Collected data
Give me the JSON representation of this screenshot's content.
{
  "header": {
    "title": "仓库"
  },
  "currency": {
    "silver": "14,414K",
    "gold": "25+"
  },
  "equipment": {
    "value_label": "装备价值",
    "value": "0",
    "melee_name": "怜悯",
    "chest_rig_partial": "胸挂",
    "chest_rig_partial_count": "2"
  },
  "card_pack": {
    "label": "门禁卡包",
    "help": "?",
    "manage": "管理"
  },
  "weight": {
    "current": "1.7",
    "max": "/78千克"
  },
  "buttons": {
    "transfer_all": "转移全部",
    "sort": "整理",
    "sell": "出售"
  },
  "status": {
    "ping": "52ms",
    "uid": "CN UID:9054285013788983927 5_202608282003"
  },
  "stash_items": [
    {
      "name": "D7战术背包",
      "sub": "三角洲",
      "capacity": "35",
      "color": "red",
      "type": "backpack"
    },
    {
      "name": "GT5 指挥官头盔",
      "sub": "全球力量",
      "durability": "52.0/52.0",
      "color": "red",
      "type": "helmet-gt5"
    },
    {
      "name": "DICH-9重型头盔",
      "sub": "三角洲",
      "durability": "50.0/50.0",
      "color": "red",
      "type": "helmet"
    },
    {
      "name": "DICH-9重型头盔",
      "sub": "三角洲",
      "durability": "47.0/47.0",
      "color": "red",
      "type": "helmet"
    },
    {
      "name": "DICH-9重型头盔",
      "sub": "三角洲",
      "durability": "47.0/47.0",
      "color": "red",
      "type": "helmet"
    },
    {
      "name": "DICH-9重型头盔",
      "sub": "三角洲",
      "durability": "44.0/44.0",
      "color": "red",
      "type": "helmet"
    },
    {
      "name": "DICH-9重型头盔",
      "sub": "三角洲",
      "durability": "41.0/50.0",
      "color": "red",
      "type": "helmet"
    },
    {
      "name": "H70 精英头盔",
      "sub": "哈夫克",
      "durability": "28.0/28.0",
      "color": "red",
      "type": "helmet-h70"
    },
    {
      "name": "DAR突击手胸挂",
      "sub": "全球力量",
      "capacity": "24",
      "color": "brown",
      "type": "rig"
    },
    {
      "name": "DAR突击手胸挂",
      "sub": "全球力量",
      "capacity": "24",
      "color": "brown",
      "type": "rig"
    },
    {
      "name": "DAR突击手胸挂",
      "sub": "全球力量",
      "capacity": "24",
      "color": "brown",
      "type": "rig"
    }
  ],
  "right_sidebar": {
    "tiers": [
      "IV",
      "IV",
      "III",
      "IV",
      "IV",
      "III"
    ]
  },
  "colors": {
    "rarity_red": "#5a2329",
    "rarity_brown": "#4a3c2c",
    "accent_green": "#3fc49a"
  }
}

TASK INSTRUCTIONS — Print the material above once more, exactly.

FULL RESPONSE —
Give me the JSON representation of this screenshot's content.
{
  "header": {
    "title": "仓库"
  },
  "currency": {
    "silver": "14,414K",
    "gold": "25+"
  },
  "equipment": {
    "value_label": "装备价值",
    "value": "0",
    "melee_name": "怜悯",
    "chest_rig_partial": "胸挂",
    "chest_rig_partial_count": "2"
  },
  "card_pack": {
    "label": "门禁卡包",
    "help": "?",
    "manage": "管理"
  },
  "weight": {
    "current": "1.7",
    "max": "/78千克"
  },
  "buttons": {
    "transfer_all": "转移全部",
    "sort": "整理",
    "sell": "出售"
  },
  "status": {
    "ping": "52ms",
    "uid": "CN UID:9054285013788983927 5_202608282003"
  },
  "stash_items": [
    {
      "name": "D7战术背包",
      "sub": "三角洲",
      "capacity": "35",
      "color": "red",
      "type": "backpack"
    },
    {
      "name": "GT5 指挥官头盔",
      "sub": "全球力量",
      "durability": "52.0/52.0",
      "color": "red",
      "type": "helmet-gt5"
    },
    {
      "name": "DICH-9重型头盔",
      "sub": "三角洲",
      "durability": "50.0/50.0",
      "color": "red",
      "type": "helmet"
    },
    {
      "name": "DICH-9重型头盔",
      "sub": "三角洲",
      "durability": "47.0/47.0",
      "color": "red",
      "type": "helmet"
    },
    {
      "name": "DICH-9重型头盔",
      "sub": "三角洲",
      "durability": "47.0/47.0",
      "color": "red",
      "type": "helmet"
    },
    {
      "name": "DICH-9重型头盔",
      "sub": "三角洲",
      "durability": "44.0/44.0",
      "color": "red",
      "type": "helmet"
    },
    {
      "name": "DICH-9重型头盔",
      "sub": "三角洲",
      "durability": "41.0/50.0",
      "color": "red",
      "type": "helmet"
    },
    {
      "name": "H70 精英头盔",
      "sub": "哈夫克",
      "durability": "28.0/28.0",
      "color": "red",
      "type": "helmet-h70"
    },
    {
      "name": "DAR突击手胸挂",
      "sub": "全球力量",
      "capacity": "24",
      "color": "brown",
      "type": "rig"
    },
    {
      "name": "DAR突击手胸挂",
      "sub": "全球力量",
      "capacity": "24",
      "color": "brown",
      "type": "rig"
    },
    {
      "name": "DAR突击手胸挂",
      "sub": "全球力量",
      "capacity": "24",
      "color": "brown",
      "type": "rig"
    }
  ],
  "right_sidebar": {
    "tiers": [
      "IV",
      "IV",
      "III",
      "IV",
      "IV",
      "III"
    ]
  },
  "colors": {
    "rarity_red": "#5a2329",
    "rarity_brown": "#4a3c2c",
    "accent_green": "#3fc49a"
  }
}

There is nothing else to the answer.